─── DATA PROVIDED
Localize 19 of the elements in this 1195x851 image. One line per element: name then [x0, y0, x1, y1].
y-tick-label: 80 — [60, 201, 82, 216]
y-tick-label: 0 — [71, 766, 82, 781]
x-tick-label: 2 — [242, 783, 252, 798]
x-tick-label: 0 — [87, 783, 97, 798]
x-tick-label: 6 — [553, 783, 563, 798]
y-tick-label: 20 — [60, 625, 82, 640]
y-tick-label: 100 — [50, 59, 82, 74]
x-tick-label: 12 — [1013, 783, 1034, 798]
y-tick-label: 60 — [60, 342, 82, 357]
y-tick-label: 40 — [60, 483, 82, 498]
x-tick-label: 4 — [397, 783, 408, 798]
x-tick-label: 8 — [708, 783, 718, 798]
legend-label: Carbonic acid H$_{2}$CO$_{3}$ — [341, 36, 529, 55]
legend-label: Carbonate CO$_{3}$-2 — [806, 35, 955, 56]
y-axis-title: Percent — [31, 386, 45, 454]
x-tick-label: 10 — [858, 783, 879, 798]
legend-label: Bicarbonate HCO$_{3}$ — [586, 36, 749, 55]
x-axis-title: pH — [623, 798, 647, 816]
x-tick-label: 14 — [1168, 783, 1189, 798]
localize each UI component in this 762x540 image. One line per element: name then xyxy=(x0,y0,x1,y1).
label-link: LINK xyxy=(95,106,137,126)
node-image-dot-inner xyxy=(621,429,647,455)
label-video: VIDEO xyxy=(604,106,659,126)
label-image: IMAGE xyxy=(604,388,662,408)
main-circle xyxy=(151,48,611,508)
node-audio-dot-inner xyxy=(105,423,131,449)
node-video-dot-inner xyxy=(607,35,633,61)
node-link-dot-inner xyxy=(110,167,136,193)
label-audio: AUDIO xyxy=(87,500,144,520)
──────
- _STATED TASK_
Copy every line of the data word for word, without changing anything.

- _COMPLETED EXERCISE_
Localize 19 of the elements in this 1195x851 image. One line per element: name then [x0, y0, x1, y1].
y-tick-label: 80 — [60, 201, 82, 216]
y-tick-label: 0 — [71, 766, 82, 781]
x-tick-label: 2 — [242, 783, 252, 798]
x-tick-label: 0 — [87, 783, 97, 798]
x-tick-label: 6 — [553, 783, 563, 798]
y-tick-label: 20 — [60, 625, 82, 640]
y-tick-label: 100 — [50, 59, 82, 74]
x-tick-label: 12 — [1013, 783, 1034, 798]
y-tick-label: 60 — [60, 342, 82, 357]
y-tick-label: 40 — [60, 483, 82, 498]
x-tick-label: 4 — [397, 783, 408, 798]
x-tick-label: 8 — [708, 783, 718, 798]
legend-label: Carbonic acid H$_{2}$CO$_{3}$ — [341, 36, 529, 55]
legend-label: Carbonate CO$_{3}$-2 — [806, 35, 955, 56]
y-axis-title: Percent — [31, 386, 45, 454]
x-tick-label: 10 — [858, 783, 879, 798]
legend-label: Bicarbonate HCO$_{3}$ — [586, 36, 749, 55]
x-axis-title: pH — [623, 798, 647, 816]
x-tick-label: 14 — [1168, 783, 1189, 798]
localize each UI component in this 762x540 image. One line per element: name then xyxy=(x0,y0,x1,y1).
label-link: LINK xyxy=(95,106,137,126)
node-image-dot-inner xyxy=(621,429,647,455)
label-video: VIDEO xyxy=(604,106,659,126)
label-image: IMAGE xyxy=(604,388,662,408)
main-circle xyxy=(151,48,611,508)
node-audio-dot-inner xyxy=(105,423,131,449)
node-video-dot-inner xyxy=(607,35,633,61)
node-link-dot-inner xyxy=(110,167,136,193)
label-audio: AUDIO xyxy=(87,500,144,520)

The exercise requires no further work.